__EXERCISE PROMPT__
Copy every line of the entries below verbatim.
---
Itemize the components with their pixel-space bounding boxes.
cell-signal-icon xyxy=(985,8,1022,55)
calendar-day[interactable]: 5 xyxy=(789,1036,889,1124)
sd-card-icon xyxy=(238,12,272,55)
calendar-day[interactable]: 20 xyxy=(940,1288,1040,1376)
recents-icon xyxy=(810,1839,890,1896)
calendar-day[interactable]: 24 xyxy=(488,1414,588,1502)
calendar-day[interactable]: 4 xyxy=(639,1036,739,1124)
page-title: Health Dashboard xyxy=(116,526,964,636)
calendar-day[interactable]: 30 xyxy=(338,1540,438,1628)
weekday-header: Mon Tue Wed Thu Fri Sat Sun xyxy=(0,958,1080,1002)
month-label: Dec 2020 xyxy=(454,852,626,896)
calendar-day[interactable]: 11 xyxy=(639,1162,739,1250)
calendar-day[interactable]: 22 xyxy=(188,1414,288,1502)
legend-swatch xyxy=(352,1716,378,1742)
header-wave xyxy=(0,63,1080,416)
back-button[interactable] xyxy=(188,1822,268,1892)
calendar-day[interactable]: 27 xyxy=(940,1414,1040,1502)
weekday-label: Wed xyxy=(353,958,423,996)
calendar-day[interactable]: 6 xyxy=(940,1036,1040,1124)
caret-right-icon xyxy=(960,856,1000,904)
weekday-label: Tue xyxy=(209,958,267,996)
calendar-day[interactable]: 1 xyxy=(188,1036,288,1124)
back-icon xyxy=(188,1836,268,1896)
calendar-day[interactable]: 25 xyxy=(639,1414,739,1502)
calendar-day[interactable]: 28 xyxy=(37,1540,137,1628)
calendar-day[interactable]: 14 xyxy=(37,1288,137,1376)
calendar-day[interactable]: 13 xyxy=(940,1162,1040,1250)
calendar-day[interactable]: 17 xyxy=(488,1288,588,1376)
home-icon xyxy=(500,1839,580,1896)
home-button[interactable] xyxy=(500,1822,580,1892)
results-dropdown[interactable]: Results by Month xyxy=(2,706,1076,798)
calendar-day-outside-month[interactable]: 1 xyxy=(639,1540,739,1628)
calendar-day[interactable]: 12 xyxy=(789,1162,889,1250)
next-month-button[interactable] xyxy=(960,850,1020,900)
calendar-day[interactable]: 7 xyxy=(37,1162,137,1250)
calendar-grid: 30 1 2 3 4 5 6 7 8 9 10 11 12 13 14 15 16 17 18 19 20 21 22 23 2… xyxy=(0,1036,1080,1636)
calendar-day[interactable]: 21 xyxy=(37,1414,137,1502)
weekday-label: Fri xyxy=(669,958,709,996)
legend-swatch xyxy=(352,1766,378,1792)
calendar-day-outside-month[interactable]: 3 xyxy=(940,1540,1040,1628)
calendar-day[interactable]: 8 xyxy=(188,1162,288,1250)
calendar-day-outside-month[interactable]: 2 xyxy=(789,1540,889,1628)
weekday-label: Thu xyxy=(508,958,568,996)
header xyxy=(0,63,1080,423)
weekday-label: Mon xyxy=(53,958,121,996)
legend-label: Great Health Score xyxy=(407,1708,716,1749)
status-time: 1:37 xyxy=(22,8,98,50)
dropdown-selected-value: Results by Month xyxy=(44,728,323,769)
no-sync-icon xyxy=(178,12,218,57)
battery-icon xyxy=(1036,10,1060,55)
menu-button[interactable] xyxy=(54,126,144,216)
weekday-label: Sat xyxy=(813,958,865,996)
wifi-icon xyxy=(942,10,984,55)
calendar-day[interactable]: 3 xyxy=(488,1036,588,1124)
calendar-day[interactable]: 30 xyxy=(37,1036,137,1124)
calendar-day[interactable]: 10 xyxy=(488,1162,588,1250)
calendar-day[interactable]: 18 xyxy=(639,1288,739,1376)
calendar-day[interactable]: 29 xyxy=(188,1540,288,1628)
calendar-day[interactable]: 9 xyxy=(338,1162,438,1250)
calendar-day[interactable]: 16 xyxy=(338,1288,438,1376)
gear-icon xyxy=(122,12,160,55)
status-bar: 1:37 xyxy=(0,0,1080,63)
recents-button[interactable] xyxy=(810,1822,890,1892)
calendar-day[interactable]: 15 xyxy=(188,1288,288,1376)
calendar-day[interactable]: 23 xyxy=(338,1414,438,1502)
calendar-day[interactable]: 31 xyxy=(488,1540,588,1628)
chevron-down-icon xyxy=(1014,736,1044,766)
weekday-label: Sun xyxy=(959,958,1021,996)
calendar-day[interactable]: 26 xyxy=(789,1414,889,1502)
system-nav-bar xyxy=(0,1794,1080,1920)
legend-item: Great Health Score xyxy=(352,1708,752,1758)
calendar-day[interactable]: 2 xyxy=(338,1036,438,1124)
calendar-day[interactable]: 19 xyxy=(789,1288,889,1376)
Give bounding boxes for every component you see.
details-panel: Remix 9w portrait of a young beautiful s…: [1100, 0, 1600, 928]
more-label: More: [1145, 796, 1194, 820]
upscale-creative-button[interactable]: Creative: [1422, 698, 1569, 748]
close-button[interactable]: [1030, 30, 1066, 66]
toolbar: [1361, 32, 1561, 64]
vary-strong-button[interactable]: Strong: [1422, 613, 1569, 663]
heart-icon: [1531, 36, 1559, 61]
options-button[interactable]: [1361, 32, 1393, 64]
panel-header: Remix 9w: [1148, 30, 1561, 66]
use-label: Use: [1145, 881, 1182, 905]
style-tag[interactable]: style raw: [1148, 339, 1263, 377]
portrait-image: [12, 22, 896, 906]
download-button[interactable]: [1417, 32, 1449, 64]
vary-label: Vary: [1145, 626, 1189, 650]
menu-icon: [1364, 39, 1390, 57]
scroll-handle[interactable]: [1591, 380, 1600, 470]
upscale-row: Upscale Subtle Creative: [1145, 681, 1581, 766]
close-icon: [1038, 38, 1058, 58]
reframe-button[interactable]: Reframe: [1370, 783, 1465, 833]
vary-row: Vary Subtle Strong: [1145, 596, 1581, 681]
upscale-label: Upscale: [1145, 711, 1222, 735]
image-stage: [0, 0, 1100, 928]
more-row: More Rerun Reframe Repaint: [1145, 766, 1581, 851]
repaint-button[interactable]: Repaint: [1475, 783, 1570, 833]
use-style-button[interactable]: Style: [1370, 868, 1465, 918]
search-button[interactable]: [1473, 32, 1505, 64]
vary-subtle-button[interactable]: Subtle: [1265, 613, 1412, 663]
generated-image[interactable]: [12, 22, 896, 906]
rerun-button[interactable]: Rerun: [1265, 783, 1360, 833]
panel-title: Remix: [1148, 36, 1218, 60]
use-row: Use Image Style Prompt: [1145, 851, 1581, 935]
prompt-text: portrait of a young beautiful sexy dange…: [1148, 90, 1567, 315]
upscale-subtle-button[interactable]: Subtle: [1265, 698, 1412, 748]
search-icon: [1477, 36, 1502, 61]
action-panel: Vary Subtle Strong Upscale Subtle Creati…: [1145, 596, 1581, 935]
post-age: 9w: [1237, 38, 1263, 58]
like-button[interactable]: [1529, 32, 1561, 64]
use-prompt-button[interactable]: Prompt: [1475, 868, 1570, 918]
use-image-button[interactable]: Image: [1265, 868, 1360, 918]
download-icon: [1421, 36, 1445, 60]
---
__ANSWER BELOW__
Itemize the components with their pixel-space bounding boxes.
cell-signal-icon xyxy=(985,8,1022,55)
calendar-day[interactable]: 5 xyxy=(789,1036,889,1124)
sd-card-icon xyxy=(238,12,272,55)
calendar-day[interactable]: 20 xyxy=(940,1288,1040,1376)
recents-icon xyxy=(810,1839,890,1896)
calendar-day[interactable]: 24 xyxy=(488,1414,588,1502)
calendar-day[interactable]: 4 xyxy=(639,1036,739,1124)
page-title: Health Dashboard xyxy=(116,526,964,636)
calendar-day[interactable]: 30 xyxy=(338,1540,438,1628)
weekday-header: Mon Tue Wed Thu Fri Sat Sun xyxy=(0,958,1080,1002)
month-label: Dec 2020 xyxy=(454,852,626,896)
calendar-day[interactable]: 11 xyxy=(639,1162,739,1250)
calendar-day[interactable]: 22 xyxy=(188,1414,288,1502)
legend-swatch xyxy=(352,1716,378,1742)
header-wave xyxy=(0,63,1080,416)
back-button[interactable] xyxy=(188,1822,268,1892)
calendar-day[interactable]: 27 xyxy=(940,1414,1040,1502)
weekday-label: Wed xyxy=(353,958,423,996)
calendar-day[interactable]: 6 xyxy=(940,1036,1040,1124)
caret-right-icon xyxy=(960,856,1000,904)
weekday-label: Tue xyxy=(209,958,267,996)
calendar-day[interactable]: 1 xyxy=(188,1036,288,1124)
back-icon xyxy=(188,1836,268,1896)
calendar-day[interactable]: 25 xyxy=(639,1414,739,1502)
calendar-day[interactable]: 28 xyxy=(37,1540,137,1628)
calendar-day[interactable]: 14 xyxy=(37,1288,137,1376)
calendar-day[interactable]: 13 xyxy=(940,1162,1040,1250)
calendar-day[interactable]: 17 xyxy=(488,1288,588,1376)
home-icon xyxy=(500,1839,580,1896)
home-button[interactable] xyxy=(500,1822,580,1892)
results-dropdown[interactable]: Results by Month xyxy=(2,706,1076,798)
calendar-day-outside-month[interactable]: 1 xyxy=(639,1540,739,1628)
calendar-day[interactable]: 12 xyxy=(789,1162,889,1250)
next-month-button[interactable] xyxy=(960,850,1020,900)
calendar-day[interactable]: 7 xyxy=(37,1162,137,1250)
calendar-grid: 30 1 2 3 4 5 6 7 8 9 10 11 12 13 14 15 16 17 18 19 20 21 22 23 2… xyxy=(0,1036,1080,1636)
calendar-day[interactable]: 21 xyxy=(37,1414,137,1502)
weekday-label: Fri xyxy=(669,958,709,996)
legend-swatch xyxy=(352,1766,378,1792)
calendar-day-outside-month[interactable]: 3 xyxy=(940,1540,1040,1628)
calendar-day[interactable]: 8 xyxy=(188,1162,288,1250)
calendar-day-outside-month[interactable]: 2 xyxy=(789,1540,889,1628)
weekday-label: Thu xyxy=(508,958,568,996)
header xyxy=(0,63,1080,423)
weekday-label: Mon xyxy=(53,958,121,996)
legend-label: Great Health Score xyxy=(407,1708,716,1749)
status-time: 1:37 xyxy=(22,8,98,50)
dropdown-selected-value: Results by Month xyxy=(44,728,323,769)
no-sync-icon xyxy=(178,12,218,57)
battery-icon xyxy=(1036,10,1060,55)
menu-button[interactable] xyxy=(54,126,144,216)
weekday-label: Sat xyxy=(813,958,865,996)
wifi-icon xyxy=(942,10,984,55)
calendar-day[interactable]: 3 xyxy=(488,1036,588,1124)
calendar-day[interactable]: 30 xyxy=(37,1036,137,1124)
calendar-day[interactable]: 10 xyxy=(488,1162,588,1250)
calendar-day[interactable]: 18 xyxy=(639,1288,739,1376)
calendar-day[interactable]: 29 xyxy=(188,1540,288,1628)
calendar-day[interactable]: 9 xyxy=(338,1162,438,1250)
calendar-day[interactable]: 16 xyxy=(338,1288,438,1376)
gear-icon xyxy=(122,12,160,55)
status-bar: 1:37 xyxy=(0,0,1080,63)
recents-button[interactable] xyxy=(810,1822,890,1892)
calendar-day[interactable]: 15 xyxy=(188,1288,288,1376)
calendar-day[interactable]: 23 xyxy=(338,1414,438,1502)
calendar-day[interactable]: 31 xyxy=(488,1540,588,1628)
chevron-down-icon xyxy=(1014,736,1044,766)
weekday-label: Sun xyxy=(959,958,1021,996)
calendar-day[interactable]: 26 xyxy=(789,1414,889,1502)
system-nav-bar xyxy=(0,1794,1080,1920)
legend-item: Great Health Score xyxy=(352,1708,752,1758)
calendar-day[interactable]: 2 xyxy=(338,1036,438,1124)
calendar-day[interactable]: 19 xyxy=(789,1288,889,1376)
Give bounding boxes for every component you see.
details-panel: Remix 9w portrait of a young beautiful s…: [1100, 0, 1600, 928]
more-label: More: [1145, 796, 1194, 820]
upscale-creative-button[interactable]: Creative: [1422, 698, 1569, 748]
close-button[interactable]: [1030, 30, 1066, 66]
toolbar: [1361, 32, 1561, 64]
vary-strong-button[interactable]: Strong: [1422, 613, 1569, 663]
heart-icon: [1531, 36, 1559, 61]
options-button[interactable]: [1361, 32, 1393, 64]
panel-header: Remix 9w: [1148, 30, 1561, 66]
use-label: Use: [1145, 881, 1182, 905]
style-tag[interactable]: style raw: [1148, 339, 1263, 377]
portrait-image: [12, 22, 896, 906]
download-button[interactable]: [1417, 32, 1449, 64]
vary-label: Vary: [1145, 626, 1189, 650]
menu-icon: [1364, 39, 1390, 57]
scroll-handle[interactable]: [1591, 380, 1600, 470]
upscale-row: Upscale Subtle Creative: [1145, 681, 1581, 766]
close-icon: [1038, 38, 1058, 58]
reframe-button[interactable]: Reframe: [1370, 783, 1465, 833]
vary-row: Vary Subtle Strong: [1145, 596, 1581, 681]
upscale-label: Upscale: [1145, 711, 1222, 735]
image-stage: [0, 0, 1100, 928]
more-row: More Rerun Reframe Repaint: [1145, 766, 1581, 851]
repaint-button[interactable]: Repaint: [1475, 783, 1570, 833]
use-style-button[interactable]: Style: [1370, 868, 1465, 918]
search-button[interactable]: [1473, 32, 1505, 64]
vary-subtle-button[interactable]: Subtle: [1265, 613, 1412, 663]
generated-image[interactable]: [12, 22, 896, 906]
rerun-button[interactable]: Rerun: [1265, 783, 1360, 833]
panel-title: Remix: [1148, 36, 1218, 60]
use-row: Use Image Style Prompt: [1145, 851, 1581, 935]
prompt-text: portrait of a young beautiful sexy dange…: [1148, 90, 1567, 315]
upscale-subtle-button[interactable]: Subtle: [1265, 698, 1412, 748]
search-icon: [1477, 36, 1502, 61]
action-panel: Vary Subtle Strong Upscale Subtle Creati…: [1145, 596, 1581, 935]
post-age: 9w: [1237, 38, 1263, 58]
like-button[interactable]: [1529, 32, 1561, 64]
use-prompt-button[interactable]: Prompt: [1475, 868, 1570, 918]
use-image-button[interactable]: Image: [1265, 868, 1360, 918]
download-icon: [1421, 36, 1445, 60]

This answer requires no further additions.